§ Instruction:
Answer with nothing but a number: how many lines include the word "documents"?

-- start of Records for this task --

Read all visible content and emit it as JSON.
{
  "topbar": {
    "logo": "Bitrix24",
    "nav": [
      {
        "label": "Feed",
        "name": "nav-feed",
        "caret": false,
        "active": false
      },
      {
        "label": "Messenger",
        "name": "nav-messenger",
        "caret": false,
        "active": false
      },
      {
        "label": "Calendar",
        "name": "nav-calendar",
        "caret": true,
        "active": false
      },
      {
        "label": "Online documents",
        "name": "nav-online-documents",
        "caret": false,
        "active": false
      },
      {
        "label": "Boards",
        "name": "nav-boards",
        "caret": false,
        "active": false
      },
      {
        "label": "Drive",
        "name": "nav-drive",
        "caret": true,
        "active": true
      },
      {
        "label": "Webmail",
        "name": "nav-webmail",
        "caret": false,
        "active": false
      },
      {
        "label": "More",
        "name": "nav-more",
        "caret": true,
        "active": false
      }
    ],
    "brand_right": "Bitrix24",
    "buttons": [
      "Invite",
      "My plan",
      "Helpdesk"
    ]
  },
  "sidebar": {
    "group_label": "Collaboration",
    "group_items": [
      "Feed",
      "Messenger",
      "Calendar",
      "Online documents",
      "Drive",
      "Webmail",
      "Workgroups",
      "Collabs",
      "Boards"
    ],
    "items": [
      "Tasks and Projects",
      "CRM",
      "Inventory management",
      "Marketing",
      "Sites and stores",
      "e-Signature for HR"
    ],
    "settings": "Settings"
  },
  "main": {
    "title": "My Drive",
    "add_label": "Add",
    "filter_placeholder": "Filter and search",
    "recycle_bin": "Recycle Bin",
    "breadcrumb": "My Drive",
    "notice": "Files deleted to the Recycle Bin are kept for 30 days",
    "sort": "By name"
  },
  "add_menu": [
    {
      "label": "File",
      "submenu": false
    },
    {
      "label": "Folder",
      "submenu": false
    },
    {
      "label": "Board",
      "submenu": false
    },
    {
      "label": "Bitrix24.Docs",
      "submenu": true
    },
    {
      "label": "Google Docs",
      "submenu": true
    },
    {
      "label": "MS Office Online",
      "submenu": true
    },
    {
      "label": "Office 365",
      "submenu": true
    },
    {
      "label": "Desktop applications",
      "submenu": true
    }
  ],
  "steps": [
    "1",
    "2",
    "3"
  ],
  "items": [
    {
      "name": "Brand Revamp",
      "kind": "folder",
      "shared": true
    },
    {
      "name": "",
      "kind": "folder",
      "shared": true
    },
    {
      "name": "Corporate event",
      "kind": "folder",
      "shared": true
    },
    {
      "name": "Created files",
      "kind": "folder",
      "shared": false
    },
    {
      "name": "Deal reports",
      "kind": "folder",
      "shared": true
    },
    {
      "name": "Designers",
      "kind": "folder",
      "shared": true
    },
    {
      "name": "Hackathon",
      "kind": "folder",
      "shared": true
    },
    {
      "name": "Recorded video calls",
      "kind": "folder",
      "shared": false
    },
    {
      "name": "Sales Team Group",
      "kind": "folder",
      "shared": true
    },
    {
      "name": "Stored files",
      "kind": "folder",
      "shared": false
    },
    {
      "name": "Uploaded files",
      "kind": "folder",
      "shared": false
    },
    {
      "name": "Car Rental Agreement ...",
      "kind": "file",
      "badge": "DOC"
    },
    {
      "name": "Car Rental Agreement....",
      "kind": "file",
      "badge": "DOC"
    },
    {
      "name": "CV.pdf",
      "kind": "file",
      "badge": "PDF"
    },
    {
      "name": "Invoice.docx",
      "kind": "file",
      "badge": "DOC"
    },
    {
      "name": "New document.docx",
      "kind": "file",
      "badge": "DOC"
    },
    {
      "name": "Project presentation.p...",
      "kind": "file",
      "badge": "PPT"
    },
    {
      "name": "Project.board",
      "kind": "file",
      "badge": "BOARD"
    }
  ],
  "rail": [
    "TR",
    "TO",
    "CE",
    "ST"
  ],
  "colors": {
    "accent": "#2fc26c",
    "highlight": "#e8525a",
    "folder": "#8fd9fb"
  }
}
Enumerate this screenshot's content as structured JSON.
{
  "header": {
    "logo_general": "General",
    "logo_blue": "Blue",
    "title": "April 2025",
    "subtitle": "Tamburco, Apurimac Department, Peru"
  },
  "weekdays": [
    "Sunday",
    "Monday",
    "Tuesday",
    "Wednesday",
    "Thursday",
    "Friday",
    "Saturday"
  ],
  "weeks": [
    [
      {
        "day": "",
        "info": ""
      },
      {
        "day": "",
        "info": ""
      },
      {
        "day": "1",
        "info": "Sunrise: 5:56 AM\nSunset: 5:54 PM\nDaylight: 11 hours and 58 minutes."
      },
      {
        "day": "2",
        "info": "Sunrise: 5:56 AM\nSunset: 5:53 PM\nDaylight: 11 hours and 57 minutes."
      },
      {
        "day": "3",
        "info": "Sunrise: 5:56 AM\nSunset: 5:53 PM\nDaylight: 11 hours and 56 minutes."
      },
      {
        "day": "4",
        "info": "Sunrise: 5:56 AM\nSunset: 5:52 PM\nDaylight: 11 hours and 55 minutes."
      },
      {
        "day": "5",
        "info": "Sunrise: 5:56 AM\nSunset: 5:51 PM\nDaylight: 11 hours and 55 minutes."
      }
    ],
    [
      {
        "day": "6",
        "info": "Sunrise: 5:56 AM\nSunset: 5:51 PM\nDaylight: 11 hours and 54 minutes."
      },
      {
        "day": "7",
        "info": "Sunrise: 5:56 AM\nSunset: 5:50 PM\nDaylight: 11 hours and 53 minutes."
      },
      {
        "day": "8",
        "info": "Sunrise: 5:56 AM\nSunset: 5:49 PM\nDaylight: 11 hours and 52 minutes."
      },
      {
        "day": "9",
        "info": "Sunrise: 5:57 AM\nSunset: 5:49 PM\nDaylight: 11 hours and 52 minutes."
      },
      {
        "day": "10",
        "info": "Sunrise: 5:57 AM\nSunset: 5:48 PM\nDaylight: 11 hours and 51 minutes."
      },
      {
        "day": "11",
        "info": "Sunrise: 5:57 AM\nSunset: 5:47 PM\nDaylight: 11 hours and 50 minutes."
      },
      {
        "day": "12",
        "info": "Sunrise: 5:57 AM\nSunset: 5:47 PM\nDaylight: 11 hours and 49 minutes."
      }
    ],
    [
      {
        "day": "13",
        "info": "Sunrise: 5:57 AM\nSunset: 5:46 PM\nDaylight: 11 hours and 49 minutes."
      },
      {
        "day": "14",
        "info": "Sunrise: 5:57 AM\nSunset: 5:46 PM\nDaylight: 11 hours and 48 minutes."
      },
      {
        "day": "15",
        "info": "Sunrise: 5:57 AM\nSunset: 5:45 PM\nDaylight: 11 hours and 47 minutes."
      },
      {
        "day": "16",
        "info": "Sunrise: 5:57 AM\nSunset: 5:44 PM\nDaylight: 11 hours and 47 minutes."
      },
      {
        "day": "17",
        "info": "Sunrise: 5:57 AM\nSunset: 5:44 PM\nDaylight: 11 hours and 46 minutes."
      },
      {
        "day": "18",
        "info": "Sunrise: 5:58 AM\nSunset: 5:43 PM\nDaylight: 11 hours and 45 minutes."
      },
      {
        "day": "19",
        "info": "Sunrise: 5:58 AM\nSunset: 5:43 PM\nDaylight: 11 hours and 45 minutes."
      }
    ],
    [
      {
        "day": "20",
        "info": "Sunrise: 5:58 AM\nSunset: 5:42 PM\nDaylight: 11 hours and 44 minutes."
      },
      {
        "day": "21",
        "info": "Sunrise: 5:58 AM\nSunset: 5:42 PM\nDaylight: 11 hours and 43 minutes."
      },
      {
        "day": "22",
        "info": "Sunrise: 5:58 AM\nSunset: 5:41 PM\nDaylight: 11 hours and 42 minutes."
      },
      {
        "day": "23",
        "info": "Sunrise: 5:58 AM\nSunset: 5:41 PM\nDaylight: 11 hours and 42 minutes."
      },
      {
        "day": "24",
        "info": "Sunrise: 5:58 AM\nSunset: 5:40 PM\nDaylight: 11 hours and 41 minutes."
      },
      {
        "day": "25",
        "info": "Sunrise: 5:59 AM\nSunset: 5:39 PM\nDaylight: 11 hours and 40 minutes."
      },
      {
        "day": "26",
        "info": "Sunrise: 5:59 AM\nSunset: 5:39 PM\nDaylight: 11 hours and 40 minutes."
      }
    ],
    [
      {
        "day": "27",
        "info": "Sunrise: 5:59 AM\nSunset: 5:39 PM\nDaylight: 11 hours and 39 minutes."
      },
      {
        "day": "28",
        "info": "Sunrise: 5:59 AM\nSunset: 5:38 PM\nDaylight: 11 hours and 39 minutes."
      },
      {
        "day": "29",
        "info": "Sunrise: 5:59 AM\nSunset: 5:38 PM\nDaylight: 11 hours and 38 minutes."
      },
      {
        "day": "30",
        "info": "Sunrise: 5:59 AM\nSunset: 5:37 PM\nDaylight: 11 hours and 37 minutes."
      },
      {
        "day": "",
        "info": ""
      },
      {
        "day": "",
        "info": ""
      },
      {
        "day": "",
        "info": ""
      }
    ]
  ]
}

-- end of Records for this task --

§ Solution to this problem:
3